Prompt: Write the data out again in full, with no departure from the original.

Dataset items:
····················
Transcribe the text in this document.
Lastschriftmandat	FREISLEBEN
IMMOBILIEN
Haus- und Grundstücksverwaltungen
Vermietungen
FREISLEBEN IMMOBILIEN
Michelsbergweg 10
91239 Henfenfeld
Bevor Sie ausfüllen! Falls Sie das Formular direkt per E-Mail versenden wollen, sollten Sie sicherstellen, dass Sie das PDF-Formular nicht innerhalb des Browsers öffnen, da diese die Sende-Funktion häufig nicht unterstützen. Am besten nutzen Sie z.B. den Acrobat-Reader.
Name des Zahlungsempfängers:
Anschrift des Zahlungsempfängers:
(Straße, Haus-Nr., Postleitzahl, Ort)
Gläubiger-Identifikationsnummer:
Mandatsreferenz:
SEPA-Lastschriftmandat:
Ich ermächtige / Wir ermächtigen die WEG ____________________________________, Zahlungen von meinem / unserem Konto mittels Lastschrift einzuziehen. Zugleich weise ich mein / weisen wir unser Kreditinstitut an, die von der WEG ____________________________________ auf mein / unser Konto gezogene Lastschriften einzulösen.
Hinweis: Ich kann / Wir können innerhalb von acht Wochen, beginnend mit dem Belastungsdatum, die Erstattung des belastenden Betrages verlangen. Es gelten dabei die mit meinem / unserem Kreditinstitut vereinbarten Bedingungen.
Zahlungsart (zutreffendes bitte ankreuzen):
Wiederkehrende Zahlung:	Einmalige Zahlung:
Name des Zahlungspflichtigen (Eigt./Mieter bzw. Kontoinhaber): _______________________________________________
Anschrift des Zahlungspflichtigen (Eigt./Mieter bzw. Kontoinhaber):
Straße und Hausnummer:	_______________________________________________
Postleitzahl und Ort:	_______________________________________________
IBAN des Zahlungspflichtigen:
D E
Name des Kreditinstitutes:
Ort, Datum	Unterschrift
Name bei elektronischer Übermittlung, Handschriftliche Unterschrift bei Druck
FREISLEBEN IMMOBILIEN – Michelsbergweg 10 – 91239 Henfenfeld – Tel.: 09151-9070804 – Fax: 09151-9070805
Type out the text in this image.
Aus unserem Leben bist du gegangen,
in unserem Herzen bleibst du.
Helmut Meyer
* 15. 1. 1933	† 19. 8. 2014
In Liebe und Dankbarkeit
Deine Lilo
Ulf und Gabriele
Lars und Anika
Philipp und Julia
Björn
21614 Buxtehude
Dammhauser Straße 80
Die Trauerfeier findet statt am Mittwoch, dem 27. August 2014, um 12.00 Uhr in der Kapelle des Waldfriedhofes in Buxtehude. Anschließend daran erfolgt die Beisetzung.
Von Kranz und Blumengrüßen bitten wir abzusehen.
····················
Response:
Transcribe the text in this document.
Lastschriftmandat	FREISLEBEN
IMMOBILIEN
Haus- und Grundstücksverwaltungen
Vermietungen
FREISLEBEN IMMOBILIEN
Michelsbergweg 10
91239 Henfenfeld
Bevor Sie ausfüllen! Falls Sie das Formular direkt per E-Mail versenden wollen, sollten Sie sicherstellen, dass Sie das PDF-Formular nicht innerhalb des Browsers öffnen, da diese die Sende-Funktion häufig nicht unterstützen. Am besten nutzen Sie z.B. den Acrobat-Reader.
Name des Zahlungsempfängers:
Anschrift des Zahlungsempfängers:
(Straße, Haus-Nr., Postleitzahl, Ort)
Gläubiger-Identifikationsnummer:
Mandatsreferenz:
SEPA-Lastschriftmandat:
Ich ermächtige / Wir ermächtigen die WEG ____________________________________, Zahlungen von meinem / unserem Konto mittels Lastschrift einzuziehen. Zugleich weise ich mein / weisen wir unser Kreditinstitut an, die von der WEG ____________________________________ auf mein / unser Konto gezogene Lastschriften einzulösen.
Hinweis: Ich kann / Wir können innerhalb von acht Wochen, beginnend mit dem Belastungsdatum, die Erstattung des belastenden Betrages verlangen. Es gelten dabei die mit meinem / unserem Kreditinstitut vereinbarten Bedingungen.
Zahlungsart (zutreffendes bitte ankreuzen):
Wiederkehrende Zahlung:	Einmalige Zahlung:
Name des Zahlungspflichtigen (Eigt./Mieter bzw. Kontoinhaber): _______________________________________________
Anschrift des Zahlungspflichtigen (Eigt./Mieter bzw. Kontoinhaber):
Straße und Hausnummer:	_______________________________________________
Postleitzahl und Ort:	_______________________________________________
IBAN des Zahlungspflichtigen:
D E
Name des Kreditinstitutes:
Ort, Datum	Unterschrift
Name bei elektronischer Übermittlung, Handschriftliche Unterschrift bei Druck
FREISLEBEN IMMOBILIEN – Michelsbergweg 10 – 91239 Henfenfeld – Tel.: 09151-9070804 – Fax: 09151-9070805
Type out the text in this image.
Aus unserem Leben bist du gegangen,
in unserem Herzen bleibst du.
Helmut Meyer
* 15. 1. 1933	† 19. 8. 2014
In Liebe und Dankbarkeit
Deine Lilo
Ulf und Gabriele
Lars und Anika
Philipp und Julia
Björn
21614 Buxtehude
Dammhauser Straße 80
Die Trauerfeier findet statt am Mittwoch, dem 27. August 2014, um 12.00 Uhr in der Kapelle des Waldfriedhofes in Buxtehude. Anschließend daran erfolgt die Beisetzung.
Von Kranz und Blumengrüßen bitten wir abzusehen.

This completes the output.